━━ Available records

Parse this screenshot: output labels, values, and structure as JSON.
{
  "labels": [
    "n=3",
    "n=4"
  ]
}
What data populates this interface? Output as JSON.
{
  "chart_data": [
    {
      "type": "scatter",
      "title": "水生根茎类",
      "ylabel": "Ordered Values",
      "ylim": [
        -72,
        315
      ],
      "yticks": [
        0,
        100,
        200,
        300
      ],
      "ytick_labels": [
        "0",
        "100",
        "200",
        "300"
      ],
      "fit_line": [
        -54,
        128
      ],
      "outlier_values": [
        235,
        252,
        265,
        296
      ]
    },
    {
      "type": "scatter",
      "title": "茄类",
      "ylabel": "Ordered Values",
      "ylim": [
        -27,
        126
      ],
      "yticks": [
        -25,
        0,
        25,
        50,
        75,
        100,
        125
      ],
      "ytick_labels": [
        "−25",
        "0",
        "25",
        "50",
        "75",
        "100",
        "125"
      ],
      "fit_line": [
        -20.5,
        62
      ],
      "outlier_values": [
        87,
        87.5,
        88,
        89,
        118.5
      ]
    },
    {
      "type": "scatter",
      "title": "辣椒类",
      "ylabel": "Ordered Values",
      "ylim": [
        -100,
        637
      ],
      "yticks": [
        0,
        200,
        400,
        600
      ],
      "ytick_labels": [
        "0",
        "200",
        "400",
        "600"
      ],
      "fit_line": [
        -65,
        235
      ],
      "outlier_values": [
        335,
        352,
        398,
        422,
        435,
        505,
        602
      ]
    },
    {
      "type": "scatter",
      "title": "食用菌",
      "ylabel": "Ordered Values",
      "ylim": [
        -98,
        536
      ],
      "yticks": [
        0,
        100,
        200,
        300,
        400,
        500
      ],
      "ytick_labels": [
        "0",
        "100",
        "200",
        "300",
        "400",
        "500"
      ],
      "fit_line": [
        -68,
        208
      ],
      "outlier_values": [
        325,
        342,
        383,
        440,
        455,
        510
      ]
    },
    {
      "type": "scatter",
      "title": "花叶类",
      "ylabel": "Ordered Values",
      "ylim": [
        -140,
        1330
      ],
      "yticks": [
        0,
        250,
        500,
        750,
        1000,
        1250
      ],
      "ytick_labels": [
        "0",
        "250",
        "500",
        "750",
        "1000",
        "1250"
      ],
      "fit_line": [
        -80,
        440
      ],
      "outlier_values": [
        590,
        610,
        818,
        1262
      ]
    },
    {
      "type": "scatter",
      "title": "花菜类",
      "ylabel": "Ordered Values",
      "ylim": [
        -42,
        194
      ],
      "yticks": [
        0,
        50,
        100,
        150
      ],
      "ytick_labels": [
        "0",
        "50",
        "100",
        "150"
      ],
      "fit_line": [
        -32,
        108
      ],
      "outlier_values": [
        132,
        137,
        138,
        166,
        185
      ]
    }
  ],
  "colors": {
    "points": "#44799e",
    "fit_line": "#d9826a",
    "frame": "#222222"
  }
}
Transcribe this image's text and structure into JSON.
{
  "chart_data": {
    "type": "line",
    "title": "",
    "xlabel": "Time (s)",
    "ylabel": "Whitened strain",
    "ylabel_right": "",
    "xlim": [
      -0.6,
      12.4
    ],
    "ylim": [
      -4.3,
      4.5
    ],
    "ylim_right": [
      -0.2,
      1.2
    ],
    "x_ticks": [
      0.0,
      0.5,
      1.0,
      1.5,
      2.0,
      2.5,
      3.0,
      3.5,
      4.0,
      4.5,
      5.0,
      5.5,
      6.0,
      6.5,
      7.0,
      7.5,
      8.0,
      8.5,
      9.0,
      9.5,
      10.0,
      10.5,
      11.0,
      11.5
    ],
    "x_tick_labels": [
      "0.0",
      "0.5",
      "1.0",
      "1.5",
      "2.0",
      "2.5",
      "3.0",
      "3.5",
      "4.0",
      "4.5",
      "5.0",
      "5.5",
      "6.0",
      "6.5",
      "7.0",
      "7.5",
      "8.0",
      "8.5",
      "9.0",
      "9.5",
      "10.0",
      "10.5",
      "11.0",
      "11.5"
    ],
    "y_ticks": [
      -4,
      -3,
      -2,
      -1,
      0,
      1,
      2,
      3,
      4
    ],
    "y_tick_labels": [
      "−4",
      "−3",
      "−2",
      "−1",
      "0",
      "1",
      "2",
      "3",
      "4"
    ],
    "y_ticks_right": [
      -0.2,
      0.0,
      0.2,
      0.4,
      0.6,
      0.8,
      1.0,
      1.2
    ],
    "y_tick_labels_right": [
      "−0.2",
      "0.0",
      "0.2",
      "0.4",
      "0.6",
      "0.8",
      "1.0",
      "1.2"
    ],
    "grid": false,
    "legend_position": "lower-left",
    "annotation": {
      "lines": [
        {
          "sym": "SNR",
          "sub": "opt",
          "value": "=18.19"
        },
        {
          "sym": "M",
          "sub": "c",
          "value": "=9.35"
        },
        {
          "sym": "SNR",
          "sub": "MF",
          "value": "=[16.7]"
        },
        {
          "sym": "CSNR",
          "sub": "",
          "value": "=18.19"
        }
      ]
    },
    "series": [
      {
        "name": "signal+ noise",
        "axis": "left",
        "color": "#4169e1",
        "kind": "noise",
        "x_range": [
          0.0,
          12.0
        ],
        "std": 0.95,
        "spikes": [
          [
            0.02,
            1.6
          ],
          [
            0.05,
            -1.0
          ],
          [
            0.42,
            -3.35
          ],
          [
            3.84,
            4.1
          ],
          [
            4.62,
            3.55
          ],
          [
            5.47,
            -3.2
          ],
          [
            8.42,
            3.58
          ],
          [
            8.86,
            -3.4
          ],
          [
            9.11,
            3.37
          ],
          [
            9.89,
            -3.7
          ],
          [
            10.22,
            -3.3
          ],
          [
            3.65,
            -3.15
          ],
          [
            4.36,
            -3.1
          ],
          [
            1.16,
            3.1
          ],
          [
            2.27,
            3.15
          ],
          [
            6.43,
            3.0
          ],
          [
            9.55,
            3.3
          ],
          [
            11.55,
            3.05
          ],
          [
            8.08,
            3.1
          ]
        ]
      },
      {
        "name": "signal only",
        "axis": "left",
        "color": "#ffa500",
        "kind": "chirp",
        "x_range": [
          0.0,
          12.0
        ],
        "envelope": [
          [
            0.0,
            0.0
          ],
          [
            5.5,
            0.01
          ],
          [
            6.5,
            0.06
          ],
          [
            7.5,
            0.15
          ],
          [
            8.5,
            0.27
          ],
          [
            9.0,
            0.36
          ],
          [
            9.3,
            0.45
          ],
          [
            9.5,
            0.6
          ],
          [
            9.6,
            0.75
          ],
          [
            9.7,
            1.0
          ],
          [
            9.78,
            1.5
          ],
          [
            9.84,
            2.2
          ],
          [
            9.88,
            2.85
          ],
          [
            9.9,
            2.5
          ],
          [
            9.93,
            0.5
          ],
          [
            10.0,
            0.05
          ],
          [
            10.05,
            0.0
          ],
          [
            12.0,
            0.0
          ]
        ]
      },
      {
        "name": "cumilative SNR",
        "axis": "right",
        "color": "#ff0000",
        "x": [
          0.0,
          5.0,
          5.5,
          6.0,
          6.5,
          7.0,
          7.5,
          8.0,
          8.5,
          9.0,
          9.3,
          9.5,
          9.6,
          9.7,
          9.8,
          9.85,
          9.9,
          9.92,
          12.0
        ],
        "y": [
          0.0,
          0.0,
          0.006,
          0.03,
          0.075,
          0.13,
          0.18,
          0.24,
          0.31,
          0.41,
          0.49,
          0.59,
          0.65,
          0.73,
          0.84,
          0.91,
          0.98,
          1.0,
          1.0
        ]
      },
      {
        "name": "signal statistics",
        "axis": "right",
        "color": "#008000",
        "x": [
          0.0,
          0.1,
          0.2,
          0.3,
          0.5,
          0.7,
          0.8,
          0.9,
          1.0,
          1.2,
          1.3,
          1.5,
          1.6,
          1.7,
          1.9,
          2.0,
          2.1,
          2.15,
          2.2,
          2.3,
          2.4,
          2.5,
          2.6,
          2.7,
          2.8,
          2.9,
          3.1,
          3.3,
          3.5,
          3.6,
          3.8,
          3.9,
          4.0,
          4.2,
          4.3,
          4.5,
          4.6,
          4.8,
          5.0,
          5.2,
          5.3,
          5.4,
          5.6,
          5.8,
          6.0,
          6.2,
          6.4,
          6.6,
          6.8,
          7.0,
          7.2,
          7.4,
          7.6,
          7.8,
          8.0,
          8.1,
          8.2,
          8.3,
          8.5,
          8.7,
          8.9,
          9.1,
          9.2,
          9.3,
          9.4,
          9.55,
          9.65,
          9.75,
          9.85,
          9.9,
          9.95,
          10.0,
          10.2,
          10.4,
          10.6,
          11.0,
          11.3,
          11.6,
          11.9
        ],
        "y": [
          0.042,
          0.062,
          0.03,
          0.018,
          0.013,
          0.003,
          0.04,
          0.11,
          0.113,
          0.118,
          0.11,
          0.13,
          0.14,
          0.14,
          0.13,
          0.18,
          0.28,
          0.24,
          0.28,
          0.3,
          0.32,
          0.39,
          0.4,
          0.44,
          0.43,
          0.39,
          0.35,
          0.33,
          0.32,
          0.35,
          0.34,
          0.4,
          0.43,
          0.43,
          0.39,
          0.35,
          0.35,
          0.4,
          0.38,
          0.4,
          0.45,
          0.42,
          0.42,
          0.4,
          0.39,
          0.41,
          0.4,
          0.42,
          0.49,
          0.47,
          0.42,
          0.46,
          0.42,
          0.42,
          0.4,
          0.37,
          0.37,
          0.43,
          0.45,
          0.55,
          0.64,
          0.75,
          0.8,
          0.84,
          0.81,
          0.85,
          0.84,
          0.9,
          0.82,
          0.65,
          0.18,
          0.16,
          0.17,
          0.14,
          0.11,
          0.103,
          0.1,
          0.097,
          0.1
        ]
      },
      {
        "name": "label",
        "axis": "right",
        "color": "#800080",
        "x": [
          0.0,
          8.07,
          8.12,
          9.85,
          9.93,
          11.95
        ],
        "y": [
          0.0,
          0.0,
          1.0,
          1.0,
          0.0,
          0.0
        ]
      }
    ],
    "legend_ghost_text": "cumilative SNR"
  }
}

━━━━

Task description: Copy every line of the records above that contains "title".

Task result:
      "title": "水生根茎类",
      "title": "茄类",
      "title": "辣椒类",
      "title": "食用菌",
      "title": "花叶类",
      "title": "花菜类",
    "title": "",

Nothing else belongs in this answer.